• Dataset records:
- - - - -
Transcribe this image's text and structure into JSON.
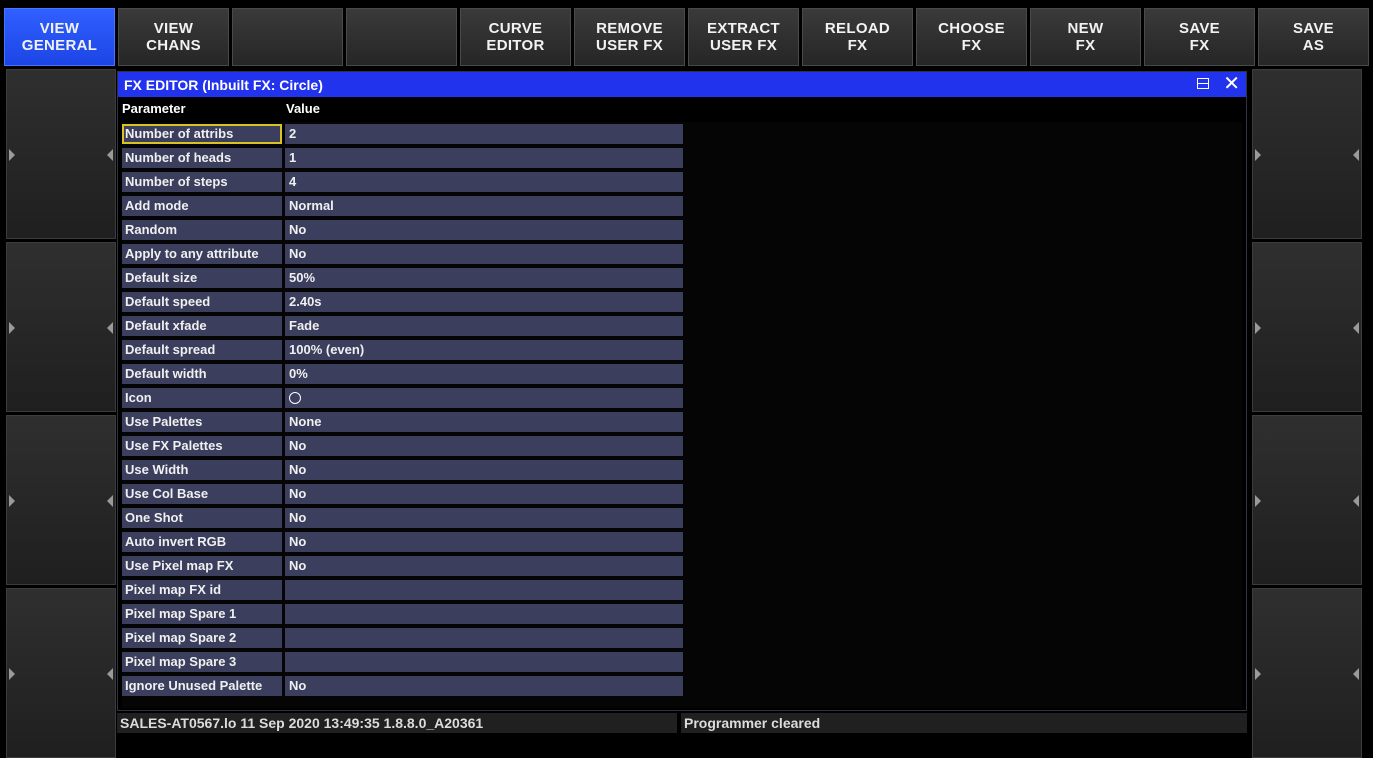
{
  "toolbar": {
    "buttons": [
      {
        "label": "VIEW\nGENERAL"
      },
      {
        "label": "VIEW\nCHANS"
      },
      {
        "label": ""
      },
      {
        "label": ""
      },
      {
        "label": "CURVE\nEDITOR"
      },
      {
        "label": "REMOVE\nUSER FX"
      },
      {
        "label": "EXTRACT\nUSER FX"
      },
      {
        "label": "RELOAD\nFX"
      },
      {
        "label": "CHOOSE\nFX"
      },
      {
        "label": "NEW\nFX"
      },
      {
        "label": "SAVE\nFX"
      },
      {
        "label": "SAVE\nAS"
      }
    ]
  },
  "editor": {
    "title": "FX EDITOR (Inbuilt FX: Circle)",
    "col_parameter": "Parameter",
    "col_value": "Value",
    "rows": [
      {
        "param": "Number of attribs",
        "value": "2"
      },
      {
        "param": "Number of heads",
        "value": "1"
      },
      {
        "param": "Number of steps",
        "value": "4"
      },
      {
        "param": "Add mode",
        "value": "Normal"
      },
      {
        "param": "Random",
        "value": "No"
      },
      {
        "param": "Apply to any attribute",
        "value": "No"
      },
      {
        "param": "Default size",
        "value": "50%"
      },
      {
        "param": "Default speed",
        "value": "2.40s"
      },
      {
        "param": "Default xfade",
        "value": "Fade"
      },
      {
        "param": "Default spread",
        "value": "100% (even)"
      },
      {
        "param": "Default width",
        "value": "0%"
      },
      {
        "param": "Icon",
        "value": ""
      },
      {
        "param": "Use Palettes",
        "value": "None"
      },
      {
        "param": "Use FX Palettes",
        "value": "No"
      },
      {
        "param": "Use Width",
        "value": "No"
      },
      {
        "param": "Use Col Base",
        "value": "No"
      },
      {
        "param": "One Shot",
        "value": "No"
      },
      {
        "param": "Auto invert RGB",
        "value": "No"
      },
      {
        "param": "Use Pixel map FX",
        "value": "No"
      },
      {
        "param": "Pixel map FX id",
        "value": ""
      },
      {
        "param": "Pixel map Spare 1",
        "value": ""
      },
      {
        "param": "Pixel map Spare 2",
        "value": ""
      },
      {
        "param": "Pixel map Spare 3",
        "value": ""
      },
      {
        "param": "Ignore Unused Palette",
        "value": "No"
      }
    ]
  },
  "status": {
    "left": "SALES-AT0567.lo 11 Sep 2020 13:49:35 1.8.8.0_A20361",
    "right": "Programmer cleared"
  },
  "colors": {
    "accent": "#2233ee",
    "active_button": "#2a55ff",
    "cell": "#3b3e5c",
    "selection": "#d8c224"
  }
}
- - - - -
• Required task: For the listing above, identify each line bearing "label".

• Task result:
        "label": "VIEW\nGENERAL"
        "label": "VIEW\nCHANS"
        "label": ""
        "label": ""
        "label": "CURVE\nEDITOR"
        "label": "REMOVE\nUSER FX"
        "label": "EXTRACT\nUSER FX"
        "label": "RELOAD\nFX"
        "label": "CHOOSE\nFX"
        "label": "NEW\nFX"
        "label": "SAVE\nFX"
        "label": "SAVE\nAS"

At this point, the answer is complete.